[BEGIN Dataset]

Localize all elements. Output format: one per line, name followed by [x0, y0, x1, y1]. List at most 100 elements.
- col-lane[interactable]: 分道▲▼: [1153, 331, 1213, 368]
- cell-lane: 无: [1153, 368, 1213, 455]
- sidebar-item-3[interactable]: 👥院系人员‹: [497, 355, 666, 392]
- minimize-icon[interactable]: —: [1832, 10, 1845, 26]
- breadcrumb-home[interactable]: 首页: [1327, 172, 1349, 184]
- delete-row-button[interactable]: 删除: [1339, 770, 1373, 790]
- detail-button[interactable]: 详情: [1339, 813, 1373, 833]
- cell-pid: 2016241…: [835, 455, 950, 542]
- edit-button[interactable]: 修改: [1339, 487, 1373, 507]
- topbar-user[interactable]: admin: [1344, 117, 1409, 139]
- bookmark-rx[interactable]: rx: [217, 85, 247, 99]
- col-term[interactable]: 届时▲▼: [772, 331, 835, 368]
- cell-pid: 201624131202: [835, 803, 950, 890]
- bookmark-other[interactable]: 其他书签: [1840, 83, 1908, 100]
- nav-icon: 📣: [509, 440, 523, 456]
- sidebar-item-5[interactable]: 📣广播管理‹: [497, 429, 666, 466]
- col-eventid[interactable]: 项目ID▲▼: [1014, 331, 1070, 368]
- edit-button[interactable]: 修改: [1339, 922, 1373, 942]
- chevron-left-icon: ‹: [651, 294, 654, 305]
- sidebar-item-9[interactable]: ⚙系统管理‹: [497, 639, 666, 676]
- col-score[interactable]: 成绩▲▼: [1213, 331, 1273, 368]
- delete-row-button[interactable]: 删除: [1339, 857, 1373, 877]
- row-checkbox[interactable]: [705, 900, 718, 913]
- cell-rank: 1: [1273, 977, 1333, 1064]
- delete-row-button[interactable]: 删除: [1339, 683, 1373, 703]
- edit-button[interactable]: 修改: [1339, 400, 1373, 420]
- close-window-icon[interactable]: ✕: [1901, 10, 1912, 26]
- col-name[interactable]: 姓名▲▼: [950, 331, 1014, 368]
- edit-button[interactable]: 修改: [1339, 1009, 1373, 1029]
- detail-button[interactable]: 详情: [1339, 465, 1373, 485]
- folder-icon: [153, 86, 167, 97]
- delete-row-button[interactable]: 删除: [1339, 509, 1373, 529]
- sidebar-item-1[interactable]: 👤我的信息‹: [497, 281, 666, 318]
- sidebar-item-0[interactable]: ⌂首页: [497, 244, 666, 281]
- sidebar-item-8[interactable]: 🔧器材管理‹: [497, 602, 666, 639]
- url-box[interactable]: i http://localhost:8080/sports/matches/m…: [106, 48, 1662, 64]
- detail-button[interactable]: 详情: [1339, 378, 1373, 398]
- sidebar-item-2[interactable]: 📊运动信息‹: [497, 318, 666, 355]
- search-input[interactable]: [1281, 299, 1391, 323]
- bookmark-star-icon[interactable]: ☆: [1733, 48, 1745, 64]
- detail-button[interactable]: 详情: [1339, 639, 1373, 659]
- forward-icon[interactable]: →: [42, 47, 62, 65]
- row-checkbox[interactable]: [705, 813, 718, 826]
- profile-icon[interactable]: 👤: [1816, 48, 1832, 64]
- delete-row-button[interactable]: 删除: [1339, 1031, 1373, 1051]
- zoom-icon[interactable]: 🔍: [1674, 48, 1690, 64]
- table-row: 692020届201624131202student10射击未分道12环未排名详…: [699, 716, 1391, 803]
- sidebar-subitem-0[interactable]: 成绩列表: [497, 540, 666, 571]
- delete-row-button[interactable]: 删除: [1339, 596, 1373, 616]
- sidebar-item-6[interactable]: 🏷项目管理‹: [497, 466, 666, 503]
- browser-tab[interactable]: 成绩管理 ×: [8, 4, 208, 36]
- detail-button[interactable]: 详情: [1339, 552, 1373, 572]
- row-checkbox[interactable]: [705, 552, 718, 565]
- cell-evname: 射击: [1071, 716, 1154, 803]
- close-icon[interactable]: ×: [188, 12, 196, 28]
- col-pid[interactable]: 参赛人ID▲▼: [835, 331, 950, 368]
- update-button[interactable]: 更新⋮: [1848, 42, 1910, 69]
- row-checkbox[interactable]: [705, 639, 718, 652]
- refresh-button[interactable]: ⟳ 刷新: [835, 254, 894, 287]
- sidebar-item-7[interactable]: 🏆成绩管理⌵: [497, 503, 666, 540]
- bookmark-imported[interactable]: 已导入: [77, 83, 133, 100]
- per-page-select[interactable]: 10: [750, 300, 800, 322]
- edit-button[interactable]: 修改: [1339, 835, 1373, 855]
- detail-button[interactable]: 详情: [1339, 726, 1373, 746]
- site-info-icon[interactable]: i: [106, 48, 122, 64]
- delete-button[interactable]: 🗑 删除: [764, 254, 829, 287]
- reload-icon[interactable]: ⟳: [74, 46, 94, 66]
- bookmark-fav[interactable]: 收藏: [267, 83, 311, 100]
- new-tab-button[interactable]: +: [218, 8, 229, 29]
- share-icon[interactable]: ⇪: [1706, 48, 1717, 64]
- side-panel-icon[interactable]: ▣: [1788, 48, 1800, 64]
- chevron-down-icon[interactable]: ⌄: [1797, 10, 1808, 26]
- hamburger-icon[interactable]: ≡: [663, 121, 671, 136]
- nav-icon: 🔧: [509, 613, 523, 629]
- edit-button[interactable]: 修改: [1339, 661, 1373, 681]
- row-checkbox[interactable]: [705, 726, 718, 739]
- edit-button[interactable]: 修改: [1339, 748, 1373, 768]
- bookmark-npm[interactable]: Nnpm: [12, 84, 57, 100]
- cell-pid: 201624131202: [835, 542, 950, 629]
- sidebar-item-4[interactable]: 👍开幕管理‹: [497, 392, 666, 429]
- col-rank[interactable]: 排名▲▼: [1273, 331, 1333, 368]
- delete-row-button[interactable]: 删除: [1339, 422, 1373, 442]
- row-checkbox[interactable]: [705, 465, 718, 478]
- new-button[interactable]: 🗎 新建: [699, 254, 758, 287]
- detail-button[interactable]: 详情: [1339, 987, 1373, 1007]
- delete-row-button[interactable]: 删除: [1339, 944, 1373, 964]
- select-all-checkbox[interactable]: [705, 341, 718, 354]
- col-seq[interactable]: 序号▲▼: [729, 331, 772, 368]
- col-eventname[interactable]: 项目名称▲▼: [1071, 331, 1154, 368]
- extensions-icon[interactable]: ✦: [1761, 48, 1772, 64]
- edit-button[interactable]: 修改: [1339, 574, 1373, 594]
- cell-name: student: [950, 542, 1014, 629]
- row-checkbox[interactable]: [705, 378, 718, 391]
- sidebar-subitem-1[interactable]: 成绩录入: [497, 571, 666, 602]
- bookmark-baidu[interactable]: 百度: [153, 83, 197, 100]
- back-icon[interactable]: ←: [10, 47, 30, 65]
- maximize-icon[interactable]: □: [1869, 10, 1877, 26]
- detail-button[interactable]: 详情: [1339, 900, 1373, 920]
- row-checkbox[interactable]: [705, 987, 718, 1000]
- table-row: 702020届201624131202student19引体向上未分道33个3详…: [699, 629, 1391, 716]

[END Dataset]

→ Exercise directions: Copy every one of the lines above without changing a single character.

→ Exercise output:
Localize all elements. Output format: one per line, name followed by [x0, y0, x1, y1]. List at most 100 elements.
- col-lane[interactable]: 分道▲▼: [1153, 331, 1213, 368]
- cell-lane: 无: [1153, 368, 1213, 455]
- sidebar-item-3[interactable]: 👥院系人员‹: [497, 355, 666, 392]
- minimize-icon[interactable]: —: [1832, 10, 1845, 26]
- breadcrumb-home[interactable]: 首页: [1327, 172, 1349, 184]
- delete-row-button[interactable]: 删除: [1339, 770, 1373, 790]
- detail-button[interactable]: 详情: [1339, 813, 1373, 833]
- cell-pid: 2016241…: [835, 455, 950, 542]
- edit-button[interactable]: 修改: [1339, 487, 1373, 507]
- topbar-user[interactable]: admin: [1344, 117, 1409, 139]
- bookmark-rx[interactable]: rx: [217, 85, 247, 99]
- col-term[interactable]: 届时▲▼: [772, 331, 835, 368]
- cell-pid: 201624131202: [835, 803, 950, 890]
- bookmark-other[interactable]: 其他书签: [1840, 83, 1908, 100]
- nav-icon: 📣: [509, 440, 523, 456]
- sidebar-item-5[interactable]: 📣广播管理‹: [497, 429, 666, 466]
- col-eventid[interactable]: 项目ID▲▼: [1014, 331, 1070, 368]
- edit-button[interactable]: 修改: [1339, 922, 1373, 942]
- chevron-left-icon: ‹: [651, 294, 654, 305]
- sidebar-item-9[interactable]: ⚙系统管理‹: [497, 639, 666, 676]
- col-score[interactable]: 成绩▲▼: [1213, 331, 1273, 368]
- delete-row-button[interactable]: 删除: [1339, 857, 1373, 877]
- row-checkbox[interactable]: [705, 900, 718, 913]
- cell-rank: 1: [1273, 977, 1333, 1064]
- delete-row-button[interactable]: 删除: [1339, 683, 1373, 703]
- edit-button[interactable]: 修改: [1339, 400, 1373, 420]
- close-window-icon[interactable]: ✕: [1901, 10, 1912, 26]
- col-name[interactable]: 姓名▲▼: [950, 331, 1014, 368]
- edit-button[interactable]: 修改: [1339, 1009, 1373, 1029]
- detail-button[interactable]: 详情: [1339, 465, 1373, 485]
- folder-icon: [153, 86, 167, 97]
- delete-row-button[interactable]: 删除: [1339, 509, 1373, 529]
- sidebar-item-1[interactable]: 👤我的信息‹: [497, 281, 666, 318]
- sidebar-item-0[interactable]: ⌂首页: [497, 244, 666, 281]
- sidebar-item-8[interactable]: 🔧器材管理‹: [497, 602, 666, 639]
- url-box[interactable]: i http://localhost:8080/sports/matches/m…: [106, 48, 1662, 64]
- detail-button[interactable]: 详情: [1339, 378, 1373, 398]
- sidebar-item-2[interactable]: 📊运动信息‹: [497, 318, 666, 355]
- search-input[interactable]: [1281, 299, 1391, 323]
- bookmark-star-icon[interactable]: ☆: [1733, 48, 1745, 64]
- detail-button[interactable]: 详情: [1339, 639, 1373, 659]
- forward-icon[interactable]: →: [42, 47, 62, 65]
- row-checkbox[interactable]: [705, 813, 718, 826]
- profile-icon[interactable]: 👤: [1816, 48, 1832, 64]
- delete-row-button[interactable]: 删除: [1339, 1031, 1373, 1051]
- zoom-icon[interactable]: 🔍: [1674, 48, 1690, 64]
- table-row: 692020届201624131202student10射击未分道12环未排名详…: [699, 716, 1391, 803]
- sidebar-subitem-0[interactable]: 成绩列表: [497, 540, 666, 571]
- delete-row-button[interactable]: 删除: [1339, 596, 1373, 616]
- sidebar-item-6[interactable]: 🏷项目管理‹: [497, 466, 666, 503]
- browser-tab[interactable]: 成绩管理 ×: [8, 4, 208, 36]
- detail-button[interactable]: 详情: [1339, 552, 1373, 572]
- row-checkbox[interactable]: [705, 552, 718, 565]
- cell-evname: 射击: [1071, 716, 1154, 803]
- close-icon[interactable]: ×: [188, 12, 196, 28]
- col-pid[interactable]: 参赛人ID▲▼: [835, 331, 950, 368]
- update-button[interactable]: 更新⋮: [1848, 42, 1910, 69]
- row-checkbox[interactable]: [705, 639, 718, 652]
- refresh-button[interactable]: ⟳ 刷新: [835, 254, 894, 287]
- sidebar-item-7[interactable]: 🏆成绩管理⌵: [497, 503, 666, 540]
- bookmark-imported[interactable]: 已导入: [77, 83, 133, 100]
- per-page-select[interactable]: 10: [750, 300, 800, 322]
- edit-button[interactable]: 修改: [1339, 835, 1373, 855]
- detail-button[interactable]: 详情: [1339, 726, 1373, 746]
- site-info-icon[interactable]: i: [106, 48, 122, 64]
- delete-button[interactable]: 🗑 删除: [764, 254, 829, 287]
- reload-icon[interactable]: ⟳: [74, 46, 94, 66]
- bookmark-fav[interactable]: 收藏: [267, 83, 311, 100]
- new-tab-button[interactable]: +: [218, 8, 229, 29]
- share-icon[interactable]: ⇪: [1706, 48, 1717, 64]
- side-panel-icon[interactable]: ▣: [1788, 48, 1800, 64]
- chevron-down-icon[interactable]: ⌄: [1797, 10, 1808, 26]
- hamburger-icon[interactable]: ≡: [663, 121, 671, 136]
- nav-icon: 🔧: [509, 613, 523, 629]
- edit-button[interactable]: 修改: [1339, 661, 1373, 681]
- row-checkbox[interactable]: [705, 726, 718, 739]
- edit-button[interactable]: 修改: [1339, 748, 1373, 768]
- bookmark-npm[interactable]: Nnpm: [12, 84, 57, 100]
- cell-pid: 201624131202: [835, 542, 950, 629]
- sidebar-item-4[interactable]: 👍开幕管理‹: [497, 392, 666, 429]
- col-rank[interactable]: 排名▲▼: [1273, 331, 1333, 368]
- delete-row-button[interactable]: 删除: [1339, 422, 1373, 442]
- row-checkbox[interactable]: [705, 465, 718, 478]
- new-button[interactable]: 🗎 新建: [699, 254, 758, 287]
- detail-button[interactable]: 详情: [1339, 987, 1373, 1007]
- delete-row-button[interactable]: 删除: [1339, 944, 1373, 964]
- select-all-checkbox[interactable]: [705, 341, 718, 354]
- col-seq[interactable]: 序号▲▼: [729, 331, 772, 368]
- col-eventname[interactable]: 项目名称▲▼: [1071, 331, 1154, 368]
- extensions-icon[interactable]: ✦: [1761, 48, 1772, 64]
- edit-button[interactable]: 修改: [1339, 574, 1373, 594]
- cell-name: student: [950, 542, 1014, 629]
- row-checkbox[interactable]: [705, 378, 718, 391]
- sidebar-subitem-1[interactable]: 成绩录入: [497, 571, 666, 602]
- bookmark-baidu[interactable]: 百度: [153, 83, 197, 100]
- back-icon[interactable]: ←: [10, 47, 30, 65]
- maximize-icon[interactable]: □: [1869, 10, 1877, 26]
- detail-button[interactable]: 详情: [1339, 900, 1373, 920]
- row-checkbox[interactable]: [705, 987, 718, 1000]
- table-row: 702020届201624131202student19引体向上未分道33个3详…: [699, 629, 1391, 716]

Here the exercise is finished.